Data entries:
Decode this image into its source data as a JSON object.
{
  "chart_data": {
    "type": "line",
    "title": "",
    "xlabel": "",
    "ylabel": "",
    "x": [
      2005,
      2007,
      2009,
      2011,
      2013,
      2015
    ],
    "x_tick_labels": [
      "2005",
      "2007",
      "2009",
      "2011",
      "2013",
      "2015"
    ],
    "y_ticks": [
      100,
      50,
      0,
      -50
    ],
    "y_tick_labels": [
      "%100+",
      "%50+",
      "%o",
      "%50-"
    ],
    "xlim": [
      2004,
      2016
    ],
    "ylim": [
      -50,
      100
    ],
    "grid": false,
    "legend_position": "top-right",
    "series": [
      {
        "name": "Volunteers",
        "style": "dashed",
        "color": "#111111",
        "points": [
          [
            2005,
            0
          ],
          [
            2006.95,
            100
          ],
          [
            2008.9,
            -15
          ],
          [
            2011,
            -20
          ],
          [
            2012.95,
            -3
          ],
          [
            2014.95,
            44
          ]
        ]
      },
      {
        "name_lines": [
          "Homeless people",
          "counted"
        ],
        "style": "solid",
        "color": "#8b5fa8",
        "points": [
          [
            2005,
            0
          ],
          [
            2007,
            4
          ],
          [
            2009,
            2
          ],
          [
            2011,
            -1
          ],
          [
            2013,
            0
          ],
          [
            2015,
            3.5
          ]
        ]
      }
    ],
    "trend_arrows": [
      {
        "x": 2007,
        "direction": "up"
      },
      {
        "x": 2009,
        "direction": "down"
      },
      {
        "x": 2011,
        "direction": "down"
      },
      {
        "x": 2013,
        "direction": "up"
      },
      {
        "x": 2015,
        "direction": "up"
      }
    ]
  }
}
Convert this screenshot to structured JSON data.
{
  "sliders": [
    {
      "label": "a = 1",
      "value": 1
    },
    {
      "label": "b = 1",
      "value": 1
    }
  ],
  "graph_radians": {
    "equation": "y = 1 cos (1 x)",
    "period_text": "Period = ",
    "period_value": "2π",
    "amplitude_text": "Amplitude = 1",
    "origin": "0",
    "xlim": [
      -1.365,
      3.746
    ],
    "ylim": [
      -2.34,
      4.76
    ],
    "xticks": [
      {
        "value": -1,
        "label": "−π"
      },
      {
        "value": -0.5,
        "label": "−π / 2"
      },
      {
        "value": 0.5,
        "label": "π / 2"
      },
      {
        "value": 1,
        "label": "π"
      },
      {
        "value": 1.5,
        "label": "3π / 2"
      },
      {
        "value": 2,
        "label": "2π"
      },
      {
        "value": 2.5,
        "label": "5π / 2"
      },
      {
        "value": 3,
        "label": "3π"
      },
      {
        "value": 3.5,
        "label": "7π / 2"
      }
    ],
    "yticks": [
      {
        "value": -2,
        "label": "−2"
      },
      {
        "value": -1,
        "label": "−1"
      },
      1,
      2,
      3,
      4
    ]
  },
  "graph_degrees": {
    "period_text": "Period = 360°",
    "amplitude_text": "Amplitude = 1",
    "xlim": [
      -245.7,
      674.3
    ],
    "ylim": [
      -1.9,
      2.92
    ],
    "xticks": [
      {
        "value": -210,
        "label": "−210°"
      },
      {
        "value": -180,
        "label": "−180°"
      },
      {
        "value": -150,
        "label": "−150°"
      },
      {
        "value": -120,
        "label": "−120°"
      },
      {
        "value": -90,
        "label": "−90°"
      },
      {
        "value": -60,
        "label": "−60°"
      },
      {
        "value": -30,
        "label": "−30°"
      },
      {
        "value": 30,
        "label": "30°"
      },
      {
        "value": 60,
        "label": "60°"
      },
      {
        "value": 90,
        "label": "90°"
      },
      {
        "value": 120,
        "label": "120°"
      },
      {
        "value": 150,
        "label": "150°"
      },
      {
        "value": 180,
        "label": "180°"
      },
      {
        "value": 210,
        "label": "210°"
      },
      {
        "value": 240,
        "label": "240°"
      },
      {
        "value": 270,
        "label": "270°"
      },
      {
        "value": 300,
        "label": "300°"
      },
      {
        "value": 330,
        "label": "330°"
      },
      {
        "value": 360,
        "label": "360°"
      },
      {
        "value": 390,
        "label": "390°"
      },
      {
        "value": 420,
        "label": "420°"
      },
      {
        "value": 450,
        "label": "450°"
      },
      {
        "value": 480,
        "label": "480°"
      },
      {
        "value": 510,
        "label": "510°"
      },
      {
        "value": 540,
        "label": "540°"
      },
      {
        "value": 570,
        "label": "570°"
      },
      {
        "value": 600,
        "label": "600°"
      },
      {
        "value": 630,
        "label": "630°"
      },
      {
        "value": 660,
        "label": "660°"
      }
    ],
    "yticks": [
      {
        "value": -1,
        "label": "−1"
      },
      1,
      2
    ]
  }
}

Exercise: Return all of the data precisely as it appears.

Written solution:
Decode this image into its source data as a JSON object.
{
  "chart_data": {
    "type": "line",
    "title": "",
    "xlabel": "",
    "ylabel": "",
    "x": [
      2005,
      2007,
      2009,
      2011,
      2013,
      2015
    ],
    "x_tick_labels": [
      "2005",
      "2007",
      "2009",
      "2011",
      "2013",
      "2015"
    ],
    "y_ticks": [
      100,
      50,
      0,
      -50
    ],
    "y_tick_labels": [
      "%100+",
      "%50+",
      "%o",
      "%50-"
    ],
    "xlim": [
      2004,
      2016
    ],
    "ylim": [
      -50,
      100
    ],
    "grid": false,
    "legend_position": "top-right",
    "series": [
      {
        "name": "Volunteers",
        "style": "dashed",
        "color": "#111111",
        "points": [
          [
            2005,
            0
          ],
          [
            2006.95,
            100
          ],
          [
            2008.9,
            -15
          ],
          [
            2011,
            -20
          ],
          [
            2012.95,
            -3
          ],
          [
            2014.95,
            44
          ]
        ]
      },
      {
        "name_lines": [
          "Homeless people",
          "counted"
        ],
        "style": "solid",
        "color": "#8b5fa8",
        "points": [
          [
            2005,
            0
          ],
          [
            2007,
            4
          ],
          [
            2009,
            2
          ],
          [
            2011,
            -1
          ],
          [
            2013,
            0
          ],
          [
            2015,
            3.5
          ]
        ]
      }
    ],
    "trend_arrows": [
      {
        "x": 2007,
        "direction": "up"
      },
      {
        "x": 2009,
        "direction": "down"
      },
      {
        "x": 2011,
        "direction": "down"
      },
      {
        "x": 2013,
        "direction": "up"
      },
      {
        "x": 2015,
        "direction": "up"
      }
    ]
  }
}
Convert this screenshot to structured JSON data.
{
  "sliders": [
    {
      "label": "a = 1",
      "value": 1
    },
    {
      "label": "b = 1",
      "value": 1
    }
  ],
  "graph_radians": {
    "equation": "y = 1 cos (1 x)",
    "period_text": "Period = ",
    "period_value": "2π",
    "amplitude_text": "Amplitude = 1",
    "origin": "0",
    "xlim": [
      -1.365,
      3.746
    ],
    "ylim": [
      -2.34,
      4.76
    ],
    "xticks": [
      {
        "value": -1,
        "label": "−π"
      },
      {
        "value": -0.5,
        "label": "−π / 2"
      },
      {
        "value": 0.5,
        "label": "π / 2"
      },
      {
        "value": 1,
        "label": "π"
      },
      {
        "value": 1.5,
        "label": "3π / 2"
      },
      {
        "value": 2,
        "label": "2π"
      },
      {
        "value": 2.5,
        "label": "5π / 2"
      },
      {
        "value": 3,
        "label": "3π"
      },
      {
        "value": 3.5,
        "label": "7π / 2"
      }
    ],
    "yticks": [
      {
        "value": -2,
        "label": "−2"
      },
      {
        "value": -1,
        "label": "−1"
      },
      1,
      2,
      3,
      4
    ]
  },
  "graph_degrees": {
    "period_text": "Period = 360°",
    "amplitude_text": "Amplitude = 1",
    "xlim": [
      -245.7,
      674.3
    ],
    "ylim": [
      -1.9,
      2.92
    ],
    "xticks": [
      {
        "value": -210,
        "label": "−210°"
      },
      {
        "value": -180,
        "label": "−180°"
      },
      {
        "value": -150,
        "label": "−150°"
      },
      {
        "value": -120,
        "label": "−120°"
      },
      {
        "value": -90,
        "label": "−90°"
      },
      {
        "value": -60,
        "label": "−60°"
      },
      {
        "value": -30,
        "label": "−30°"
      },
      {
        "value": 30,
        "label": "30°"
      },
      {
        "value": 60,
        "label": "60°"
      },
      {
        "value": 90,
        "label": "90°"
      },
      {
        "value": 120,
        "label": "120°"
      },
      {
        "value": 150,
        "label": "150°"
      },
      {
        "value": 180,
        "label": "180°"
      },
      {
        "value": 210,
        "label": "210°"
      },
      {
        "value": 240,
        "label": "240°"
      },
      {
        "value": 270,
        "label": "270°"
      },
      {
        "value": 300,
        "label": "300°"
      },
      {
        "value": 330,
        "label": "330°"
      },
      {
        "value": 360,
        "label": "360°"
      },
      {
        "value": 390,
        "label": "390°"
      },
      {
        "value": 420,
        "label": "420°"
      },
      {
        "value": 450,
        "label": "450°"
      },
      {
        "value": 480,
        "label": "480°"
      },
      {
        "value": 510,
        "label": "510°"
      },
      {
        "value": 540,
        "label": "540°"
      },
      {
        "value": 570,
        "label": "570°"
      },
      {
        "value": 600,
        "label": "600°"
      },
      {
        "value": 630,
        "label": "630°"
      },
      {
        "value": 660,
        "label": "660°"
      }
    ],
    "yticks": [
      {
        "value": -1,
        "label": "−1"
      },
      1,
      2
    ]
  }
}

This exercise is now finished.